SET EXERCISE:
Tally the lines containing the word "subtitle", and report the tally alone.

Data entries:
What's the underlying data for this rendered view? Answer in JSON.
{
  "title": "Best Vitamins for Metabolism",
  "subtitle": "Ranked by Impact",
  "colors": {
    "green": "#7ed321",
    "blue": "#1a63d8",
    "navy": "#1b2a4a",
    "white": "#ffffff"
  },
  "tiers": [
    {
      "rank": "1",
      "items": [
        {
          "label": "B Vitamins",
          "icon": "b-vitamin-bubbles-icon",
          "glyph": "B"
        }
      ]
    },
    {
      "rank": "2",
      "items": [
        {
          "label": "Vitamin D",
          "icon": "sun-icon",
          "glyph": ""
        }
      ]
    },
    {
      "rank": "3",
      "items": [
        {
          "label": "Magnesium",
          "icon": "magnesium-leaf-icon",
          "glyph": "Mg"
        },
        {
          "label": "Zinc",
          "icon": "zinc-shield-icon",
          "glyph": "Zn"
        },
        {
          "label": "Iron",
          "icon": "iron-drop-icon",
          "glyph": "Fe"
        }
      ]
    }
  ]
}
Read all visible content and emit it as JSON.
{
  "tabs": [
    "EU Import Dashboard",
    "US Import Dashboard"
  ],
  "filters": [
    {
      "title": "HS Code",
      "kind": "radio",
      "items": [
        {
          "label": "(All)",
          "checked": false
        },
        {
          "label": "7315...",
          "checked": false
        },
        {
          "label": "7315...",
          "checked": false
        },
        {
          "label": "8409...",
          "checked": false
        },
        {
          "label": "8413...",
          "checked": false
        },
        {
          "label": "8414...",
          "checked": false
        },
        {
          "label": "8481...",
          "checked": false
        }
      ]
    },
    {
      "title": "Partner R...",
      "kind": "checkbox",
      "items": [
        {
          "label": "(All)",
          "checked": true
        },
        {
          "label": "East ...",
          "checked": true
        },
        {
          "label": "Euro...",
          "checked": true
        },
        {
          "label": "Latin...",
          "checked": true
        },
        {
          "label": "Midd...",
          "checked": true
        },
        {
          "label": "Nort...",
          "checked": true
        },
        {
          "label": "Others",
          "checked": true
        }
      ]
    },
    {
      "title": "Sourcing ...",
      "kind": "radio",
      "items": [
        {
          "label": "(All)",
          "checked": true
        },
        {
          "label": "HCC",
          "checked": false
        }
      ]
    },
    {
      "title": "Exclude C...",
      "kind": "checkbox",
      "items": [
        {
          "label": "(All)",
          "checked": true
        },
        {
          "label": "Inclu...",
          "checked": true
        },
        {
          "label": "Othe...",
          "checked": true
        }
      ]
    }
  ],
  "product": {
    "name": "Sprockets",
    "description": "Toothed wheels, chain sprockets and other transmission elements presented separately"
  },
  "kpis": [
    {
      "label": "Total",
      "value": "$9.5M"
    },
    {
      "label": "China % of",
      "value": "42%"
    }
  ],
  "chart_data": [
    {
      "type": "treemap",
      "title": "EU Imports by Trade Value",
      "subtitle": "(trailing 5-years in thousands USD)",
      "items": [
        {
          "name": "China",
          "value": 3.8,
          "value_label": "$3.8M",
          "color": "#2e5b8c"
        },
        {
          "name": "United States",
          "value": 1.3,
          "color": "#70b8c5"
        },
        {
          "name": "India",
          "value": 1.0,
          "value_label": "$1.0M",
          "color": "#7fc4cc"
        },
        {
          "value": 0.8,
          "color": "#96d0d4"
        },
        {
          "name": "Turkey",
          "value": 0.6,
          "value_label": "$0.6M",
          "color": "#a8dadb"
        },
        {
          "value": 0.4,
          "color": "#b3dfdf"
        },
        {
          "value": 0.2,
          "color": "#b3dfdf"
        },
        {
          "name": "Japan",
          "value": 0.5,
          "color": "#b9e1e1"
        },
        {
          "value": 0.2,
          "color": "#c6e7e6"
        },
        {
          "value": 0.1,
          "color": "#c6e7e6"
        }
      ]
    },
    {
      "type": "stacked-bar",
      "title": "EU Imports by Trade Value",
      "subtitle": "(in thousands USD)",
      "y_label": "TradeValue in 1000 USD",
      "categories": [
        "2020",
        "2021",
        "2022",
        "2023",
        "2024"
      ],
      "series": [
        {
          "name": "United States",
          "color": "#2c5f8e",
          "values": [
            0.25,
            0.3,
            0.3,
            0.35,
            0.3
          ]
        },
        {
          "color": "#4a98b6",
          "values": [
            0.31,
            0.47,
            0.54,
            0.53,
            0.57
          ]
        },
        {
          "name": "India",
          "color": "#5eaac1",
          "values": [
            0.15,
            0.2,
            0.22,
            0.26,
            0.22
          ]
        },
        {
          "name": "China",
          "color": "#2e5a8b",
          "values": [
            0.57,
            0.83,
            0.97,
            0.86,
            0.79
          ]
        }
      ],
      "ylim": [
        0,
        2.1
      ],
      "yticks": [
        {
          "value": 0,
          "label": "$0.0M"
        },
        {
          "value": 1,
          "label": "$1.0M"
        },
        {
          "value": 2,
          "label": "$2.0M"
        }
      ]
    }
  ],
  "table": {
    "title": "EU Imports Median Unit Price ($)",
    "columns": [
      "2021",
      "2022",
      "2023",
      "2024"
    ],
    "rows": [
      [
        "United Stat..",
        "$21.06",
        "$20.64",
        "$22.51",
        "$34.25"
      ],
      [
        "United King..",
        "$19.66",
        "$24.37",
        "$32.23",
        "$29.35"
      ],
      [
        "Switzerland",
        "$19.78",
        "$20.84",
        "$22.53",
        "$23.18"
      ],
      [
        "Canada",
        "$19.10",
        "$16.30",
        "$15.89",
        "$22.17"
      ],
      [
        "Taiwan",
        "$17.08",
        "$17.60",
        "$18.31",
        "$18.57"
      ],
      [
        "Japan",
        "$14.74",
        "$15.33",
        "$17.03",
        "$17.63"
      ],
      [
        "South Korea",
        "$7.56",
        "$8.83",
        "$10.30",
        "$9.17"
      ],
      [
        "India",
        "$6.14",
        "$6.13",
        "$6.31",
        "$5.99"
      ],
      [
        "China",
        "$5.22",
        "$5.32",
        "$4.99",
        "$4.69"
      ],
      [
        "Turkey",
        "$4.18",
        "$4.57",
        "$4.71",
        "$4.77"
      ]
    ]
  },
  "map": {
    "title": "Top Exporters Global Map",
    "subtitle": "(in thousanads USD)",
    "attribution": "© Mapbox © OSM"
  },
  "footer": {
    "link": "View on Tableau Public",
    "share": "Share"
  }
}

CORRECT RESPONSE:
4